§ TASK TO COMPLETE
Leave out the images; return the rest of the data exactly.

§ DATA ENTRIES
....

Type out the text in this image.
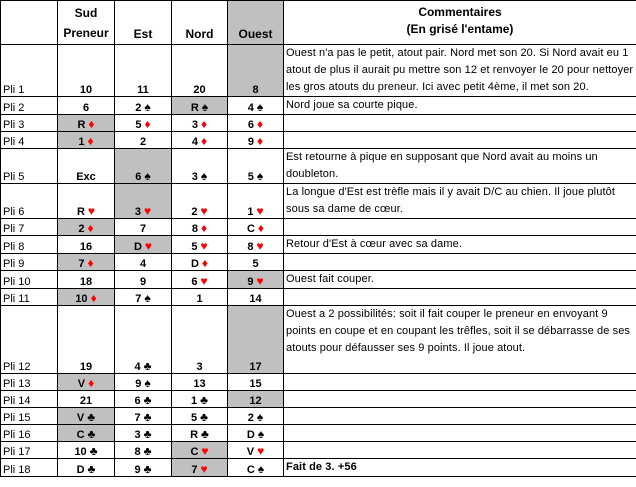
	Sud
Preneur	Est	Nord	Ouest	Commentaires
(En grisé l'entame)
Pli 1	10	11	20	8	Ouest n'a pas le petit, atout pair. Nord met son 20. Si Nord avait eu 1 atout de plus il aurait pu mettre son 12 et renvoyer le 20 pour nettoyer les gros atouts du preneur. Ici avec petit 4ème, il met son 20.
Pli 2	6	2 ♠	R ♠	4 ♠	Nord joue sa courte pique.
Pli 3	R ♦	5 ♦	3 ♦	6 ♦	
Pli 4	1 ♦	2	4 ♦	9 ♦	
Pli 5	Exc	6 ♠	3 ♠	5 ♠	Est retourne à pique en supposant que Nord avait au moins un doubleton.
Pli 6	R ♥	3 ♥	2 ♥	1 ♥	La longue d'Est est trèfle mais il y avait D/C au chien. Il joue plutôt sous sa dame de cœur.
Pli 7	2 ♦	7	8 ♦	C ♦	
Pli 8	16	D ♥	5 ♥	8 ♥	Retour d'Est à cœur avec sa dame.
Pli 9	7 ♦	4	D ♦	5	
Pli 10	18	9	6 ♥	9 ♥	Ouest fait couper.
Pli 11	10 ♦	7 ♠	1	14	
Pli 12	19	4 ♣	3	17	Ouest a 2 possibilités: soit il fait couper le preneur en envoyant 9 points en coupe et en coupant les trêfles, soit il se débarrasse de ses atouts pour défausser ses 9 points. Il joue atout.
Pli 13	V ♦	9 ♠	13	15	
Pli 14	21	6 ♣	1 ♣	12	
Pli 15	V ♣	7 ♣	5 ♣	2 ♠	
Pli 16	C ♣	3 ♣	R ♣	D ♠	
Pli 17	10 ♣	8 ♣	C ♥	V ♥	
Pli 18	D ♣	9 ♣	7 ♥	C ♠	Fait de 3. +56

....

§ RESULT OF THE TASK
Type out the text in this image.
	Sud
Preneur	Est	Nord	Ouest	Commentaires
(En grisé l'entame)
Pli 1	10	11	20	8	Ouest n'a pas le petit, atout pair. Nord met son 20. Si Nord avait eu 1 atout de plus il aurait pu mettre son 12 et renvoyer le 20 pour nettoyer les gros atouts du preneur. Ici avec petit 4ème, il met son 20.
Pli 2	6	2 ♠	R ♠	4 ♠	Nord joue sa courte pique.
Pli 3	R ♦	5 ♦	3 ♦	6 ♦	
Pli 4	1 ♦	2	4 ♦	9 ♦	
Pli 5	Exc	6 ♠	3 ♠	5 ♠	Est retourne à pique en supposant que Nord avait au moins un doubleton.
Pli 6	R ♥	3 ♥	2 ♥	1 ♥	La longue d'Est est trèfle mais il y avait D/C au chien. Il joue plutôt sous sa dame de cœur.
Pli 7	2 ♦	7	8 ♦	C ♦	
Pli 8	16	D ♥	5 ♥	8 ♥	Retour d'Est à cœur avec sa dame.
Pli 9	7 ♦	4	D ♦	5	
Pli 10	18	9	6 ♥	9 ♥	Ouest fait couper.
Pli 11	10 ♦	7 ♠	1	14	
Pli 12	19	4 ♣	3	17	Ouest a 2 possibilités: soit il fait couper le preneur en envoyant 9 points en coupe et en coupant les trêfles, soit il se débarrasse de ses atouts pour défausser ses 9 points. Il joue atout.
Pli 13	V ♦	9 ♠	13	15	
Pli 14	21	6 ♣	1 ♣	12	
Pli 15	V ♣	7 ♣	5 ♣	2 ♠	
Pli 16	C ♣	3 ♣	R ♣	D ♠	
Pli 17	10 ♣	8 ♣	C ♥	V ♥	
Pli 18	D ♣	9 ♣	7 ♥	C ♠	Fait de 3. +56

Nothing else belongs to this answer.